**Extracted material:**
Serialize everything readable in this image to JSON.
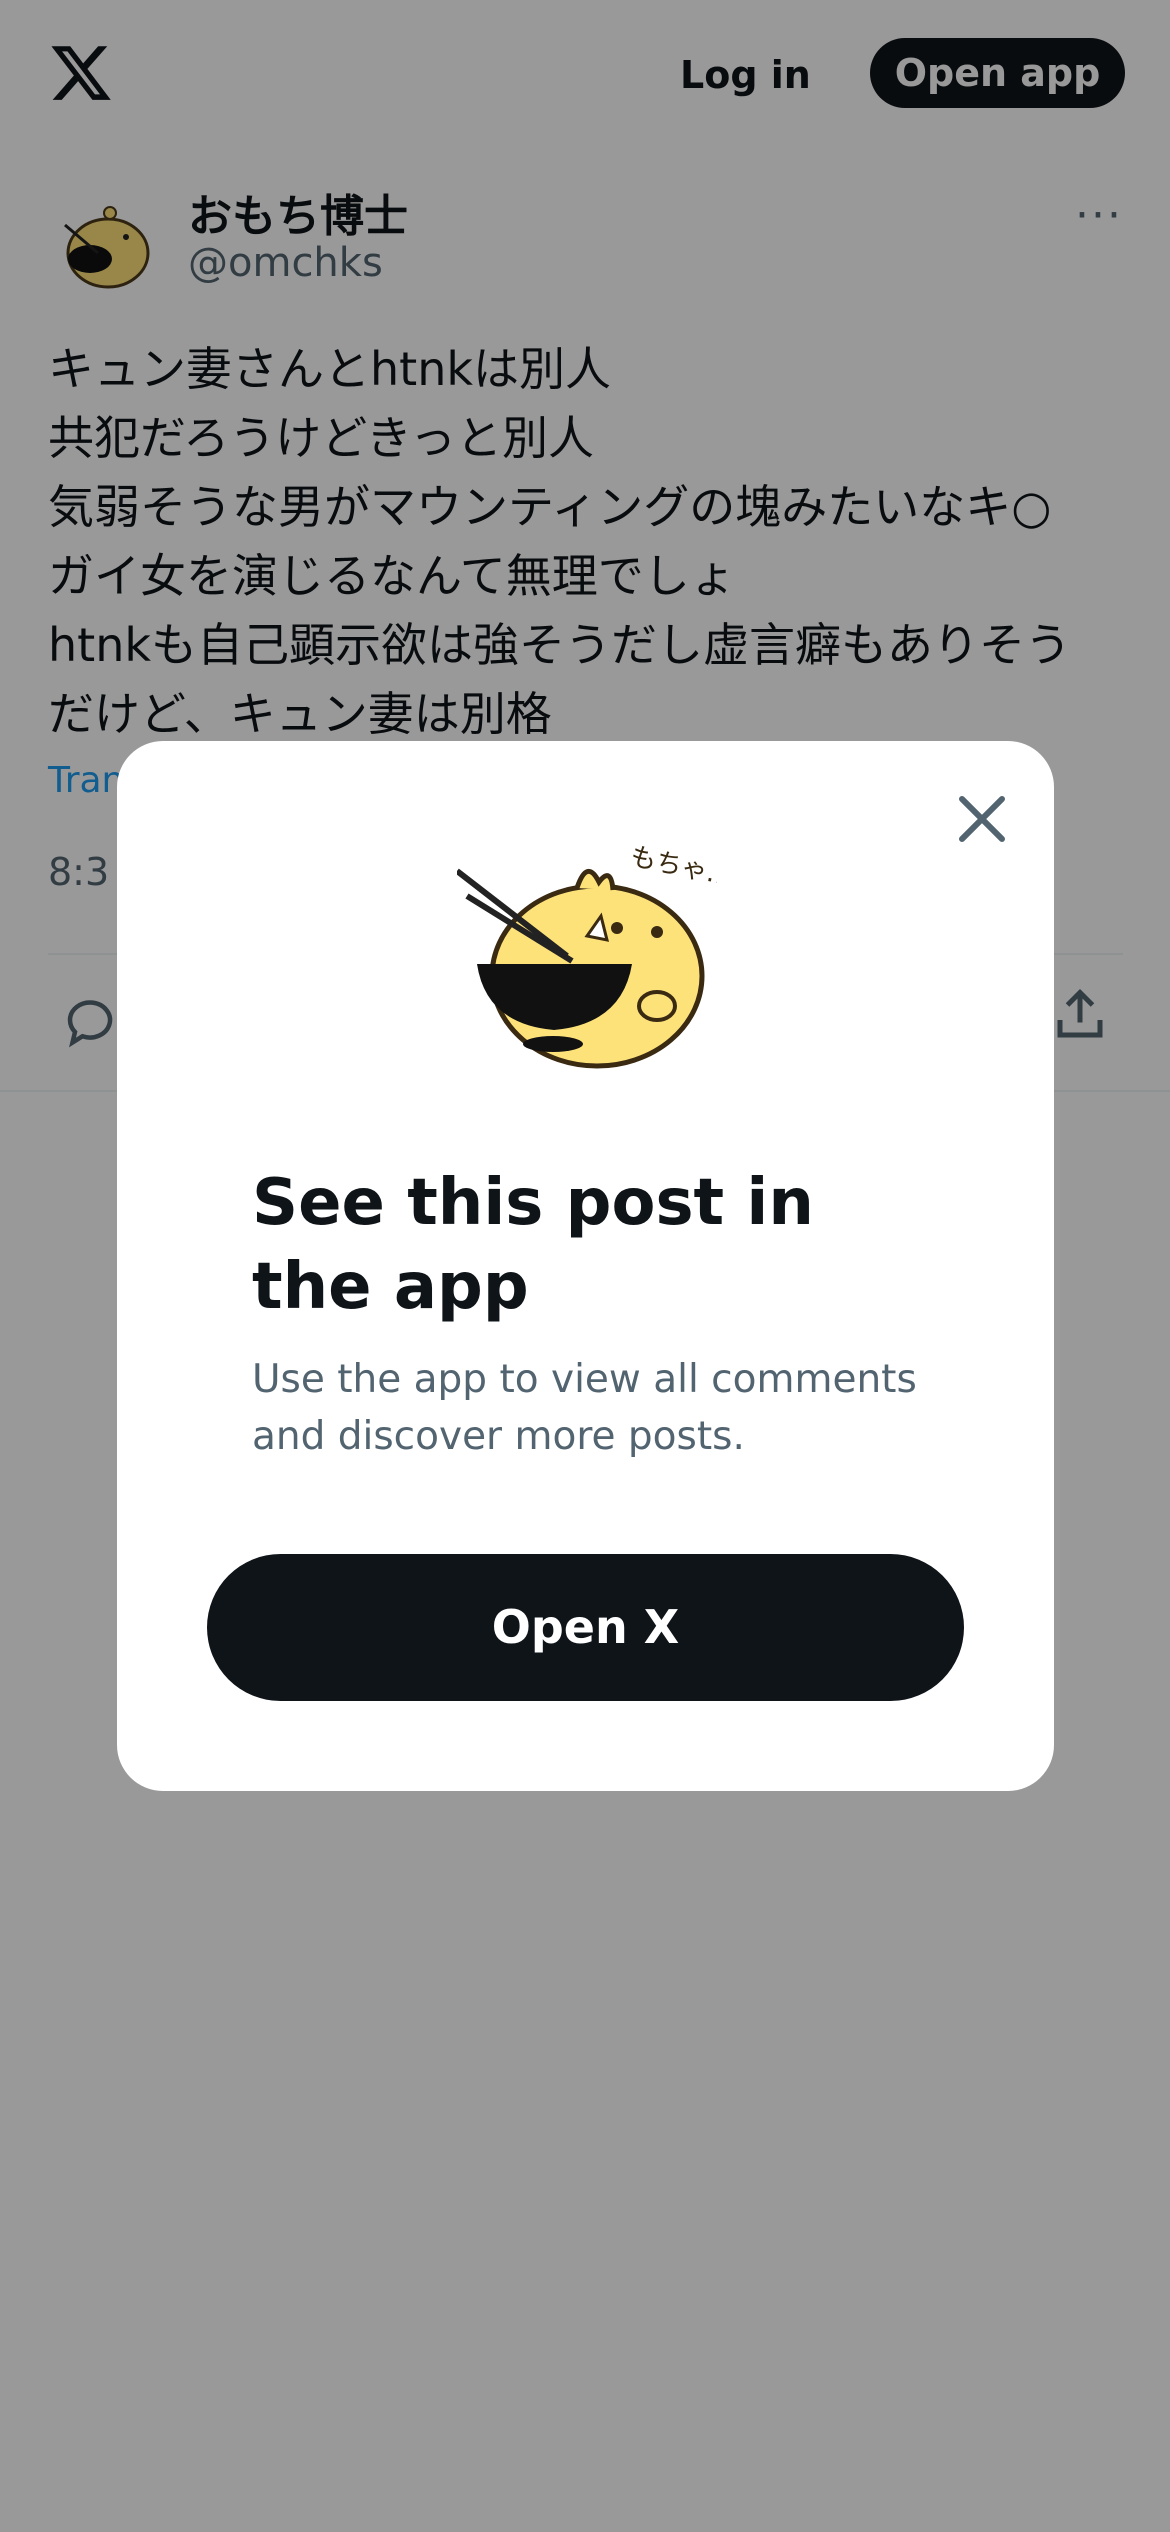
{
  "header": {
    "login_label": "Log in",
    "open_app_label": "Open app"
  },
  "post": {
    "author_name": "おもち博士",
    "author_handle": "@omchks",
    "text_lines": [
      "キュン妻さんとhtnkは別人",
      "共犯だろうけどきっと別人",
      "気弱そうな男がマウンティングの塊みたいなキ○",
      "ガイ女を演じるなんて無理でしょ",
      "htnkも自己顕示欲は強そうだし虚言癖もありそう",
      "だけど、キュン妻は別格"
    ],
    "translate_label": "Tran",
    "time_partial": "8:3",
    "more_label": "···"
  },
  "modal": {
    "title": "See this post in the app",
    "description": "Use the app to view all comments and discover more posts.",
    "button_label": "Open X",
    "mascot_caption": "もちゃ…"
  },
  "colors": {
    "brand_dark": "#0f1419",
    "secondary_text": "#536471",
    "link": "#1d9bf0",
    "overlay": "rgba(0,0,0,0.4)",
    "mascot_yellow": "#fde27a"
  },
  "icons": {
    "logo": "x-logo-icon",
    "more": "more-horizontal-icon",
    "reply": "reply-icon",
    "share": "share-icon",
    "close": "close-icon"
  }
}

**Task statement:** Go through the listing above and write it out again exactly, dropping the pictures.

**Output of the exercise:**
Serialize everything readable in this image to JSON.
{
  "header": {
    "login_label": "Log in",
    "open_app_label": "Open app"
  },
  "post": {
    "author_name": "おもち博士",
    "author_handle": "@omchks",
    "text_lines": [
      "キュン妻さんとhtnkは別人",
      "共犯だろうけどきっと別人",
      "気弱そうな男がマウンティングの塊みたいなキ○",
      "ガイ女を演じるなんて無理でしょ",
      "htnkも自己顕示欲は強そうだし虚言癖もありそう",
      "だけど、キュン妻は別格"
    ],
    "translate_label": "Tran",
    "time_partial": "8:3",
    "more_label": "···"
  },
  "modal": {
    "title": "See this post in the app",
    "description": "Use the app to view all comments and discover more posts.",
    "button_label": "Open X",
    "mascot_caption": "もちゃ…"
  },
  "colors": {
    "brand_dark": "#0f1419",
    "secondary_text": "#536471",
    "link": "#1d9bf0",
    "overlay": "rgba(0,0,0,0.4)",
    "mascot_yellow": "#fde27a"
  },
  "icons": {
    "logo": "x-logo-icon",
    "more": "more-horizontal-icon",
    "reply": "reply-icon",
    "share": "share-icon",
    "close": "close-icon"
  }
}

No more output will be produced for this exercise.